Collected data:
########
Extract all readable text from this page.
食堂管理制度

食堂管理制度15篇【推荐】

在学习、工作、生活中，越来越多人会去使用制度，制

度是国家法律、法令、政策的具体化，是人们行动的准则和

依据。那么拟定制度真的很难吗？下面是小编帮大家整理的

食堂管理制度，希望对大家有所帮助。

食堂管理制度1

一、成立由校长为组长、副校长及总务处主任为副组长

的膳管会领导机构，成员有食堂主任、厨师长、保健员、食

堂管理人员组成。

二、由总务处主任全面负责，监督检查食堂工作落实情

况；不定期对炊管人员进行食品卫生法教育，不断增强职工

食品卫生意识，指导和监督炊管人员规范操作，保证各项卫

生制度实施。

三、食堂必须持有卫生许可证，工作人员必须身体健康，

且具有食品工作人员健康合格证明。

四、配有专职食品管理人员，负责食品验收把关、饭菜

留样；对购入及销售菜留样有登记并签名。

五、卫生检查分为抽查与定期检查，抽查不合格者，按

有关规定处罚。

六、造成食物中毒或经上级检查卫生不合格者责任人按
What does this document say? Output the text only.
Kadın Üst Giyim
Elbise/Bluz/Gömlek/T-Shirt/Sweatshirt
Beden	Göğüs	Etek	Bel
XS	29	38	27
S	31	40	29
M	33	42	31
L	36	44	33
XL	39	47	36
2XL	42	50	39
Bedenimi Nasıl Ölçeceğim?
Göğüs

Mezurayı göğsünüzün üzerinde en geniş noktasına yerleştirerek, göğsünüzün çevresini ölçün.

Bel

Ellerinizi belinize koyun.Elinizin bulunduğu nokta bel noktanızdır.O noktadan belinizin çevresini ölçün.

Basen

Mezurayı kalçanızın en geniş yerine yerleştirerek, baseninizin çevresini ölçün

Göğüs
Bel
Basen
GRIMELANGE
########
## [WHAT IS NEEDED]
Your task is to retype all of the records exactly.

## [CORRECT ANSWER]
Extract all readable text from this page.
食堂管理制度

食堂管理制度15篇【推荐】

在学习、工作、生活中，越来越多人会去使用制度，制

度是国家法律、法令、政策的具体化，是人们行动的准则和

依据。那么拟定制度真的很难吗？下面是小编帮大家整理的

食堂管理制度，希望对大家有所帮助。

食堂管理制度1

一、成立由校长为组长、副校长及总务处主任为副组长

的膳管会领导机构，成员有食堂主任、厨师长、保健员、食

堂管理人员组成。

二、由总务处主任全面负责，监督检查食堂工作落实情

况；不定期对炊管人员进行食品卫生法教育，不断增强职工

食品卫生意识，指导和监督炊管人员规范操作，保证各项卫

生制度实施。

三、食堂必须持有卫生许可证，工作人员必须身体健康，

且具有食品工作人员健康合格证明。

四、配有专职食品管理人员，负责食品验收把关、饭菜

留样；对购入及销售菜留样有登记并签名。

五、卫生检查分为抽查与定期检查，抽查不合格者，按

有关规定处罚。

六、造成食物中毒或经上级检查卫生不合格者责任人按
What does this document say? Output the text only.
Kadın Üst Giyim
Elbise/Bluz/Gömlek/T-Shirt/Sweatshirt
Beden	Göğüs	Etek	Bel
XS	29	38	27
S	31	40	29
M	33	42	31
L	36	44	33
XL	39	47	36
2XL	42	50	39
Bedenimi Nasıl Ölçeceğim?
Göğüs

Mezurayı göğsünüzün üzerinde en geniş noktasına yerleştirerek, göğsünüzün çevresini ölçün.

Bel

Ellerinizi belinize koyun.Elinizin bulunduğu nokta bel noktanızdır.O noktadan belinizin çevresini ölçün.

Basen

Mezurayı kalçanızın en geniş yerine yerleştirerek, baseninizin çevresini ölçün

Göğüs
Bel
Basen
GRIMELANGE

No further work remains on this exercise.